+++ Record list +++

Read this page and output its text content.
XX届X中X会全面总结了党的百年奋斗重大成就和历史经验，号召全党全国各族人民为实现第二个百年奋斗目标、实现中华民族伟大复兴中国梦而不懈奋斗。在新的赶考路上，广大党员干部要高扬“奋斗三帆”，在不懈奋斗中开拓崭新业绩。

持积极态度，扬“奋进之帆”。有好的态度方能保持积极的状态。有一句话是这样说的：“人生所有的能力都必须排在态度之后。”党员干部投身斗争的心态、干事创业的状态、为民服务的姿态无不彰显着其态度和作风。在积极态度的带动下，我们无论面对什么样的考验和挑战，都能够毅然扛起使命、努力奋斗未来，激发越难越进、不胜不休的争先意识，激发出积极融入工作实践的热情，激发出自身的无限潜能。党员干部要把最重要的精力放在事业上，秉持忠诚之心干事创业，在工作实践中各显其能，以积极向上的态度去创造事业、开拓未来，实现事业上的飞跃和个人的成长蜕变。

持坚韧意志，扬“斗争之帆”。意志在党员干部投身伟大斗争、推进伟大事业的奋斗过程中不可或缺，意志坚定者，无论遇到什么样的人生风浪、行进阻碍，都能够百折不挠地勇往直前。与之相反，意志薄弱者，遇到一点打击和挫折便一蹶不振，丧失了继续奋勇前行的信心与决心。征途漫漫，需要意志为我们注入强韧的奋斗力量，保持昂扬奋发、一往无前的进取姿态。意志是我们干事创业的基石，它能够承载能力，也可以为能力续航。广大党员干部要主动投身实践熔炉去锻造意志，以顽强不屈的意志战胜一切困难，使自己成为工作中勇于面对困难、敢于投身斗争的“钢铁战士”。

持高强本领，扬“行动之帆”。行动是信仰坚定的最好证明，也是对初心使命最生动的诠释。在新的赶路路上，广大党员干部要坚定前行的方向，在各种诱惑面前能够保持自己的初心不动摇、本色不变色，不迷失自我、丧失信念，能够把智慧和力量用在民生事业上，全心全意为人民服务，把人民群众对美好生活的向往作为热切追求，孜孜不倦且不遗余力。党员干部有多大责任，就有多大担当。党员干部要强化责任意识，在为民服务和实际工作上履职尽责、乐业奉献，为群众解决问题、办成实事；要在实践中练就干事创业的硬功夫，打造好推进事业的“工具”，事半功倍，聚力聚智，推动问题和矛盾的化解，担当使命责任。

+++

## [Aim]
Write out all the data again, exactly as it appears.

## [Finished exercise]
Read this page and output its text content.
XX届X中X会全面总结了党的百年奋斗重大成就和历史经验，号召全党全国各族人民为实现第二个百年奋斗目标、实现中华民族伟大复兴中国梦而不懈奋斗。在新的赶考路上，广大党员干部要高扬“奋斗三帆”，在不懈奋斗中开拓崭新业绩。

持积极态度，扬“奋进之帆”。有好的态度方能保持积极的状态。有一句话是这样说的：“人生所有的能力都必须排在态度之后。”党员干部投身斗争的心态、干事创业的状态、为民服务的姿态无不彰显着其态度和作风。在积极态度的带动下，我们无论面对什么样的考验和挑战，都能够毅然扛起使命、努力奋斗未来，激发越难越进、不胜不休的争先意识，激发出积极融入工作实践的热情，激发出自身的无限潜能。党员干部要把最重要的精力放在事业上，秉持忠诚之心干事创业，在工作实践中各显其能，以积极向上的态度去创造事业、开拓未来，实现事业上的飞跃和个人的成长蜕变。

持坚韧意志，扬“斗争之帆”。意志在党员干部投身伟大斗争、推进伟大事业的奋斗过程中不可或缺，意志坚定者，无论遇到什么样的人生风浪、行进阻碍，都能够百折不挠地勇往直前。与之相反，意志薄弱者，遇到一点打击和挫折便一蹶不振，丧失了继续奋勇前行的信心与决心。征途漫漫，需要意志为我们注入强韧的奋斗力量，保持昂扬奋发、一往无前的进取姿态。意志是我们干事创业的基石，它能够承载能力，也可以为能力续航。广大党员干部要主动投身实践熔炉去锻造意志，以顽强不屈的意志战胜一切困难，使自己成为工作中勇于面对困难、敢于投身斗争的“钢铁战士”。

持高强本领，扬“行动之帆”。行动是信仰坚定的最好证明，也是对初心使命最生动的诠释。在新的赶路路上，广大党员干部要坚定前行的方向，在各种诱惑面前能够保持自己的初心不动摇、本色不变色，不迷失自我、丧失信念，能够把智慧和力量用在民生事业上，全心全意为人民服务，把人民群众对美好生活的向往作为热切追求，孜孜不倦且不遗余力。党员干部有多大责任，就有多大担当。党员干部要强化责任意识，在为民服务和实际工作上履职尽责、乐业奉献，为群众解决问题、办成实事；要在实践中练就干事创业的硬功夫，打造好推进事业的“工具”，事半功倍，聚力聚智，推动问题和矛盾的化解，担当使命责任。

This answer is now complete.